--- START Given data ---

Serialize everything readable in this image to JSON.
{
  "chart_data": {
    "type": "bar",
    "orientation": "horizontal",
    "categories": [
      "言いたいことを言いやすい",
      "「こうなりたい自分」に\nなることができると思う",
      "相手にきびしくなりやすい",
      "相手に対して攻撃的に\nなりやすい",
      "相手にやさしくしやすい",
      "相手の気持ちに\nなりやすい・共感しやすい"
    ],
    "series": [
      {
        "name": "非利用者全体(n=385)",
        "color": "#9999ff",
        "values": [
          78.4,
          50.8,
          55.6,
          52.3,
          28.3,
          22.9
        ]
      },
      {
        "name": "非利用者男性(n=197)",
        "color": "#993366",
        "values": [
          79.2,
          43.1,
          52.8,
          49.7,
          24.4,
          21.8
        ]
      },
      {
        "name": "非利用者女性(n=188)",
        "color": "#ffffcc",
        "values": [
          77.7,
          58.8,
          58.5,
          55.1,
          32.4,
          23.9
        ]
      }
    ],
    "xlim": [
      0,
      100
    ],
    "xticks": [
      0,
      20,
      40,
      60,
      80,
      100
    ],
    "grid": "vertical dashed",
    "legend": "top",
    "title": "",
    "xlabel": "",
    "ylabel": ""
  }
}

--- END Given data ---

What to do => Return every line from the records above that holds the word "name".

Exercise response =>
        "name": "非利用者全体(n=385)",
        "name": "非利用者男性(n=197)",
        "name": "非利用者女性(n=188)",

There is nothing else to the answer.